### Description of the task
Return all the data below as it stands, minus the pictures.

### Items listed in a dataset
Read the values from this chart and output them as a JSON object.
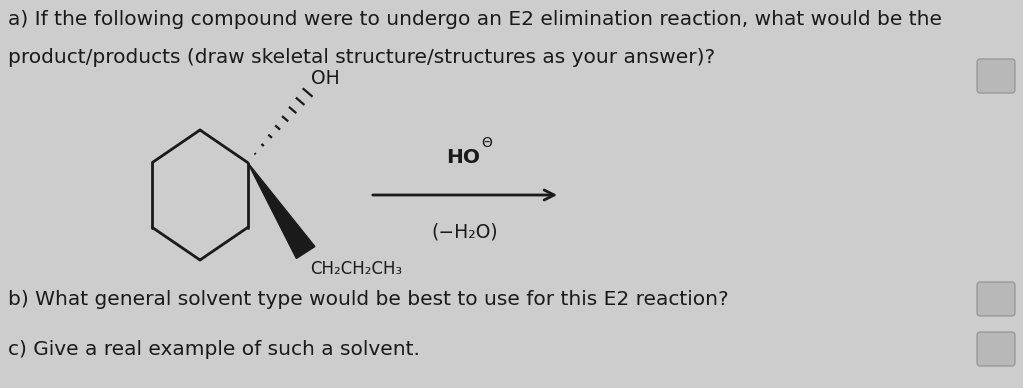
{
  "bg_color": "#cdcdcd",
  "text_color": "#1a1a1a",
  "line_color": "#1a1a1a",
  "question_a": "a) If the following compound were to undergo an E2 elimination reaction, what would be the",
  "question_a2": "product/products (draw skeletal structure/structures as your answer)?",
  "question_b": "b) What general solvent type would be best to use for this E2 reaction?",
  "question_c": "c) Give a real example of such a solvent.",
  "oh_label": "OH",
  "substituent_label": "CH₂CH₂CH₃",
  "reagent_above": "HO",
  "reagent_circle_minus": "⊖",
  "reagent_below": "(−H₂O)",
  "font_size_q": 14.5,
  "font_size_chem": 13.5,
  "font_size_sub": 12.0
}
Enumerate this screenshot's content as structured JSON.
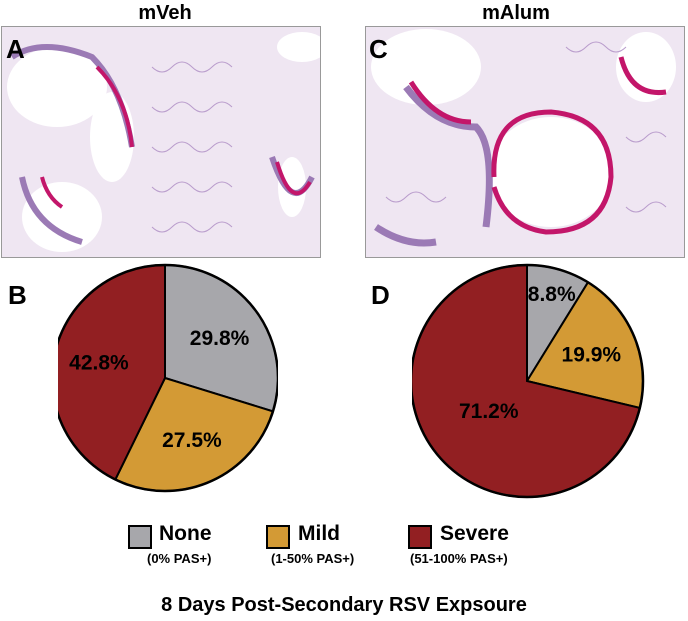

### Task output
Read the values from this chart and output them as a JSON object.
{
  "bg_color": "#cdcdcd",
  "text_color": "#1a1a1a",
  "line_color": "#1a1a1a",
  "question_a": "a) If the following compound were to undergo an E2 elimination reaction, what would be the",
  "question_a2": "product/products (draw skeletal structure/structures as your answer)?",
  "question_b": "b) What general solvent type would be best to use for this E2 reaction?",
  "question_c": "c) Give a real example of such a solvent.",
  "oh_label": "OH",
  "substituent_label": "CH₂CH₂CH₃",
  "reagent_above": "HO",
  "reagent_circle_minus": "⊖",
  "reagent_below": "(−H₂O)",
  "font_size_q": 14.5,
  "font_size_chem": 13.5,
  "font_size_sub": 12.0
}
Enumerate this screenshot's content as structured JSON.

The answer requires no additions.